Count the lines below that contain the word "JSON", and reply with that number alone.

[Extracted material]
§
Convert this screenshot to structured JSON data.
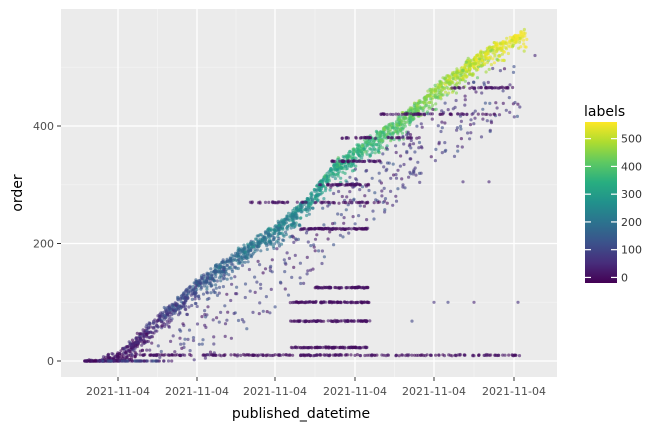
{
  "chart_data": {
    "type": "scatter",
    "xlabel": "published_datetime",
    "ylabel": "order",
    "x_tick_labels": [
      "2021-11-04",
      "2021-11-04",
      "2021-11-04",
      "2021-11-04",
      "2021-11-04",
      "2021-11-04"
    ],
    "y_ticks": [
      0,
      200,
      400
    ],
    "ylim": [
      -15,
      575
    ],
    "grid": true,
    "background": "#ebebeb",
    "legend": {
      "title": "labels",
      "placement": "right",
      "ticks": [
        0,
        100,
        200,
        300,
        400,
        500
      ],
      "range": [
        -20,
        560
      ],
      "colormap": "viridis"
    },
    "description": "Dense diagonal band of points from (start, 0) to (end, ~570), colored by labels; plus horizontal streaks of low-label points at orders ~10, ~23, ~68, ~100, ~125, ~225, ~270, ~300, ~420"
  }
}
§
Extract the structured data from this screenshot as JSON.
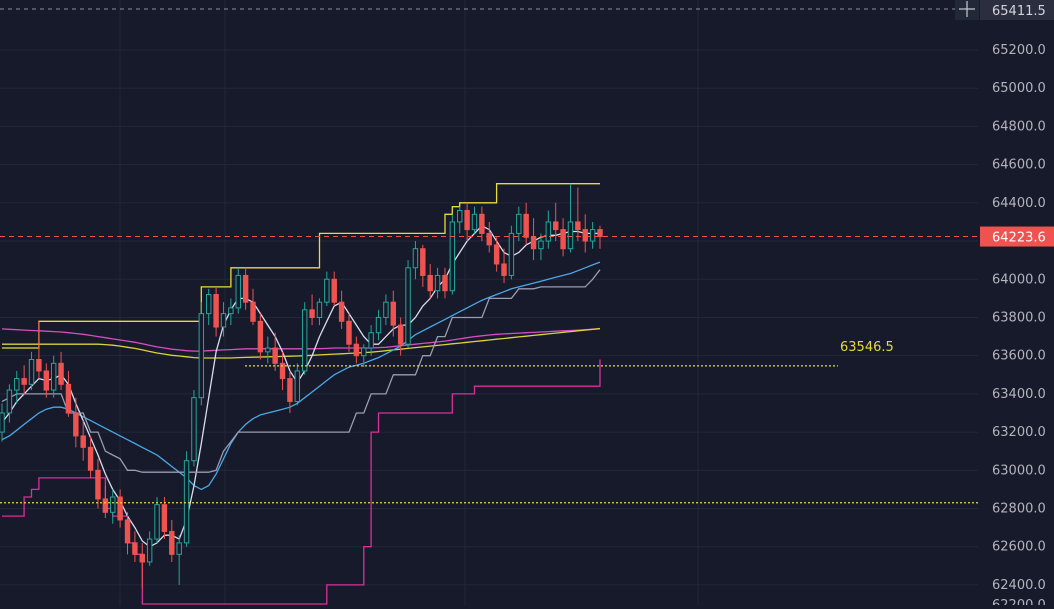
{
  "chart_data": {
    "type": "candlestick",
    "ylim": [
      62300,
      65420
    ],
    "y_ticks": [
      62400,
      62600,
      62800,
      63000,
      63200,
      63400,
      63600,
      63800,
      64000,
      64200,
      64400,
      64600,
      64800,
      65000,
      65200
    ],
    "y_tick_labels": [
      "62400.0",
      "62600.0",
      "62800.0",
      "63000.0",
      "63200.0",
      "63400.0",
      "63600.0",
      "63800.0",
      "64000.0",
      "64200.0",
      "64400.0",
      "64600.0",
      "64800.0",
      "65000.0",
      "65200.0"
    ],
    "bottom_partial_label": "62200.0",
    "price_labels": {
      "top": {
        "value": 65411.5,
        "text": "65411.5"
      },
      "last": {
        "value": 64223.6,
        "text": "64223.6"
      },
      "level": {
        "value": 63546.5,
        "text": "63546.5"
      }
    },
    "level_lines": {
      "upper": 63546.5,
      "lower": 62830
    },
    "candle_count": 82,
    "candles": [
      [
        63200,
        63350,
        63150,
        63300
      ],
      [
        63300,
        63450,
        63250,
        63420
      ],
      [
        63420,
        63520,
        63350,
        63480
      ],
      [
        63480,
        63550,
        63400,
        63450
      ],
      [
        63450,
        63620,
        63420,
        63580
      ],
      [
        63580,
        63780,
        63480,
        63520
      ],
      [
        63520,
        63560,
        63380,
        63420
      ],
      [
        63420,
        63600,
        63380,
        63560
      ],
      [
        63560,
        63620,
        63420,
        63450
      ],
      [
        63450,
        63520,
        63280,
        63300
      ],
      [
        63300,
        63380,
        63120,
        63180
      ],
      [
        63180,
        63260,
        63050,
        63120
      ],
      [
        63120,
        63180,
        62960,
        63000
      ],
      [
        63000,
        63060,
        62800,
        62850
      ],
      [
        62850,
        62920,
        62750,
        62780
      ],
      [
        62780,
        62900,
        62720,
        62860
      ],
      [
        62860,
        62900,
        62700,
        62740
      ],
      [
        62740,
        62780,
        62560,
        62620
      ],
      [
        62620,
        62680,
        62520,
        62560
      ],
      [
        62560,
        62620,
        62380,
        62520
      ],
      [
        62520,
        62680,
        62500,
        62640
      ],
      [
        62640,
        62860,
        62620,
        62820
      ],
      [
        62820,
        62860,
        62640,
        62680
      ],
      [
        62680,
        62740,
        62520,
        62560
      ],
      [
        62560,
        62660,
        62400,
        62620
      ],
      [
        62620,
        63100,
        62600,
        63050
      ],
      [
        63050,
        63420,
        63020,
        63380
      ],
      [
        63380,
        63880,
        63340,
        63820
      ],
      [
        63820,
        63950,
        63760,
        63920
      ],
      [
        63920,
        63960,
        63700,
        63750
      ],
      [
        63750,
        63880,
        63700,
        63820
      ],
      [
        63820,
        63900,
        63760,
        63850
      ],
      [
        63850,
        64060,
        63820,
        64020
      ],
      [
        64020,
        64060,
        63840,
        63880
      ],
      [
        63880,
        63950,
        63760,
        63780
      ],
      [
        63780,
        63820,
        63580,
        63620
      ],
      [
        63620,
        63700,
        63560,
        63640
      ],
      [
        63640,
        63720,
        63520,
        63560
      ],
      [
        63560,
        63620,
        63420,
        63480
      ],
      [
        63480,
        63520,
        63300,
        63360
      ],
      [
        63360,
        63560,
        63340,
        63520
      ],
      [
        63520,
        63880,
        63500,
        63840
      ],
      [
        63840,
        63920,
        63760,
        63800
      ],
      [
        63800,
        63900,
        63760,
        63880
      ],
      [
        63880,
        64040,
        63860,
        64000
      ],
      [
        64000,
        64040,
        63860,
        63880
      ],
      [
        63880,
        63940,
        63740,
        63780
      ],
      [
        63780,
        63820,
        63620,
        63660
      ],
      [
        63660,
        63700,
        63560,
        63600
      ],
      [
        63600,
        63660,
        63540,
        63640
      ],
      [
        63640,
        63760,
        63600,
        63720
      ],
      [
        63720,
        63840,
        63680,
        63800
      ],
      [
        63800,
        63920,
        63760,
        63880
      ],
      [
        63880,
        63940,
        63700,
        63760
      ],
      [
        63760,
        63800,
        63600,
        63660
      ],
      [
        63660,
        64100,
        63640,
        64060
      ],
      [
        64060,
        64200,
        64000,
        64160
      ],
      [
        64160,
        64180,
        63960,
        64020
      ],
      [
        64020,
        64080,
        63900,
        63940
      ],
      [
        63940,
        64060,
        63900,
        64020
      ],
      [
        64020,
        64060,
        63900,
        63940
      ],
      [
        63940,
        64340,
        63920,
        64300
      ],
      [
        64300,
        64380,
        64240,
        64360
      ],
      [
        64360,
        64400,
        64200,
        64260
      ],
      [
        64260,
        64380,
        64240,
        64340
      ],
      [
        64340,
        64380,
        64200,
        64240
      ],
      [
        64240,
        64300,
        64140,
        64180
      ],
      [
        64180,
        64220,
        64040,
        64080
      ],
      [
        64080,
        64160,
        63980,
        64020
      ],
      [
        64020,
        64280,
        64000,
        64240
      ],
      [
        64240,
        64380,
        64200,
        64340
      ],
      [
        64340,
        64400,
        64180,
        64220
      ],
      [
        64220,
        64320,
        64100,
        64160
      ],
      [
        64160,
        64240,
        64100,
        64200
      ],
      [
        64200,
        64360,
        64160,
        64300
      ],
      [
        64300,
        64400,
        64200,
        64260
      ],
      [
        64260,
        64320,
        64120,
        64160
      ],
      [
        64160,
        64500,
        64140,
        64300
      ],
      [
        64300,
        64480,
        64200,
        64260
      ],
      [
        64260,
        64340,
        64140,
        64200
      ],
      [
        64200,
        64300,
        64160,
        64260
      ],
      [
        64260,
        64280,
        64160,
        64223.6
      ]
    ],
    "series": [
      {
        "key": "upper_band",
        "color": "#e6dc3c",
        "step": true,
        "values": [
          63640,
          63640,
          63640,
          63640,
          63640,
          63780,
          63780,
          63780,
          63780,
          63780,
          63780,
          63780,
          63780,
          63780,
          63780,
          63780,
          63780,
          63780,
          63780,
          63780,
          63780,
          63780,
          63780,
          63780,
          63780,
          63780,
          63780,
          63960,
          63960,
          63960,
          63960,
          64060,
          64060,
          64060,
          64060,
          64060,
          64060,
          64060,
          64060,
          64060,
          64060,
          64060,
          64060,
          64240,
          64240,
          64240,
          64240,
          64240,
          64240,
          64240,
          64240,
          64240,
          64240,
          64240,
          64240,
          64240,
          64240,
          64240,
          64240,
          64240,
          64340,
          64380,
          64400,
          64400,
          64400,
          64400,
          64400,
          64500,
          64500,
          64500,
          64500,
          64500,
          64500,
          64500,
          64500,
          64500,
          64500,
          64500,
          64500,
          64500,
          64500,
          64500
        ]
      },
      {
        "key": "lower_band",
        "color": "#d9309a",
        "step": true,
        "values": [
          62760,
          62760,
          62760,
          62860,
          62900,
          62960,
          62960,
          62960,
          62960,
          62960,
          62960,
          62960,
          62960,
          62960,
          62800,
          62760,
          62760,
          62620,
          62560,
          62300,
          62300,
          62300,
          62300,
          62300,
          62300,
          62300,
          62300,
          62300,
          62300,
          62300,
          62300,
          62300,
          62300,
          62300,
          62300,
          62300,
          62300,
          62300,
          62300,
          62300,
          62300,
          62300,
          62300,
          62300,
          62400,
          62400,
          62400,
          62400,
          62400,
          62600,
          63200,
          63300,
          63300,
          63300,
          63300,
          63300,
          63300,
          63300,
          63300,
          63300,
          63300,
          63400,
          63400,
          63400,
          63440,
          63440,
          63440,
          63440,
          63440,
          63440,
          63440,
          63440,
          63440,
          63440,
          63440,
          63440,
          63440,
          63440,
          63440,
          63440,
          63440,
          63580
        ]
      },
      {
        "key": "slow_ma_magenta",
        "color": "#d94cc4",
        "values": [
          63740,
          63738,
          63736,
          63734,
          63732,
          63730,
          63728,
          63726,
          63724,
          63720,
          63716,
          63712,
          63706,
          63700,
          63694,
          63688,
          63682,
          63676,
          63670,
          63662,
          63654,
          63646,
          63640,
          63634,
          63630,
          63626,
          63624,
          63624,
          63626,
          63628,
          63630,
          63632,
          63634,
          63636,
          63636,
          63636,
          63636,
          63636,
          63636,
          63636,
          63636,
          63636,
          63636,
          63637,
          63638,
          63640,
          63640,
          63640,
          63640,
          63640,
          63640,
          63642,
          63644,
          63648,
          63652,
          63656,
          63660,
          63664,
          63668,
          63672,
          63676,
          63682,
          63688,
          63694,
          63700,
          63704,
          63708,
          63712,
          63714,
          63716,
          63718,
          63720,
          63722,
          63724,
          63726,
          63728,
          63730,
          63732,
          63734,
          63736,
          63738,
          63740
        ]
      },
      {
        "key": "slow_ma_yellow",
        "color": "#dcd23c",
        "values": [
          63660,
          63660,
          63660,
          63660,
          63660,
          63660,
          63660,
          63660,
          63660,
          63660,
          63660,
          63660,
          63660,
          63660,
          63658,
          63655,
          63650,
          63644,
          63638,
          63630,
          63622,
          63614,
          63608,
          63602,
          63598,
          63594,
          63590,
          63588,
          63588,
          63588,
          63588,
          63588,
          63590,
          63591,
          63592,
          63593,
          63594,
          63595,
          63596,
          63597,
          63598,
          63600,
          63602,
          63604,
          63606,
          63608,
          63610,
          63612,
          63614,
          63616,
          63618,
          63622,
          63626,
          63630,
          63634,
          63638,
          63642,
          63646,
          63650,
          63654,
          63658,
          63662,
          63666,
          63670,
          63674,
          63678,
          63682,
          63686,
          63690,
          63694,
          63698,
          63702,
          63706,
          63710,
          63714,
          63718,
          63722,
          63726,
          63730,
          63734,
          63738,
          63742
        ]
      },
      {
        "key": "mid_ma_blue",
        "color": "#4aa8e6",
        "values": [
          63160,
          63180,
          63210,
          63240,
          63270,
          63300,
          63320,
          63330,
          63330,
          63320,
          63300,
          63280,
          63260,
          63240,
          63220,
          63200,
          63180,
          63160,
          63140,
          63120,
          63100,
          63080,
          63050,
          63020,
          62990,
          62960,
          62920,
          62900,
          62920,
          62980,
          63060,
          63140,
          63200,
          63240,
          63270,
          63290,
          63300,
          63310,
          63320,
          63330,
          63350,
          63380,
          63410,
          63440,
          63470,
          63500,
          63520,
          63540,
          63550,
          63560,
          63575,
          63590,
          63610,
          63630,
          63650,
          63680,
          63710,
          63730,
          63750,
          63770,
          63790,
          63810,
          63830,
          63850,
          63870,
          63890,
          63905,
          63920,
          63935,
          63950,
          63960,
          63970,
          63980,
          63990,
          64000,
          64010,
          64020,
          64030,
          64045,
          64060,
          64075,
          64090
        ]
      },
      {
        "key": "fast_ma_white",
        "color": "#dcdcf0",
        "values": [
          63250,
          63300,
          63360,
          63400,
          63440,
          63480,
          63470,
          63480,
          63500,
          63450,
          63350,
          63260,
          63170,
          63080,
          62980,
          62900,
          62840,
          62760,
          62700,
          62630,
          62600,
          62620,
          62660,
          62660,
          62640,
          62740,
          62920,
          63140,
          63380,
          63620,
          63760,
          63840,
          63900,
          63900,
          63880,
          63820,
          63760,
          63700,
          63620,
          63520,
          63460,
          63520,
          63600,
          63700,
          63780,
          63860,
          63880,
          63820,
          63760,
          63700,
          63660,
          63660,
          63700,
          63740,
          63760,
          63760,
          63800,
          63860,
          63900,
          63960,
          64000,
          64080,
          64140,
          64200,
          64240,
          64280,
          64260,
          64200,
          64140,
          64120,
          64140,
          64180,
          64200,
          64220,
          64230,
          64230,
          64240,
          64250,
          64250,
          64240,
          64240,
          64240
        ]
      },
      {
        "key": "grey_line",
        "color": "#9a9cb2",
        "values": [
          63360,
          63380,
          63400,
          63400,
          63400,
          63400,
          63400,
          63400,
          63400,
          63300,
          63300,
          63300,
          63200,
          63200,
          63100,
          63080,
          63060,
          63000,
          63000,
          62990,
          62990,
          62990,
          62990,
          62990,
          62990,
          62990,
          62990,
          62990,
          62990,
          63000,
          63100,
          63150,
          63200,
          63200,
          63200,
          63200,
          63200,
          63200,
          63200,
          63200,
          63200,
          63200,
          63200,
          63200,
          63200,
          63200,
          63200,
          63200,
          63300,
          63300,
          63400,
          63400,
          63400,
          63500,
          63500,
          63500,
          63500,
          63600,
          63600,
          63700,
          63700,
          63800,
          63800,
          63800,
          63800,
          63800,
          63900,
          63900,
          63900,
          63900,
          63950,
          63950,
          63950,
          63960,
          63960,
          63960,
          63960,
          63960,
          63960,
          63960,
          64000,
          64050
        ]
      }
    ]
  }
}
§
[Full solution] 2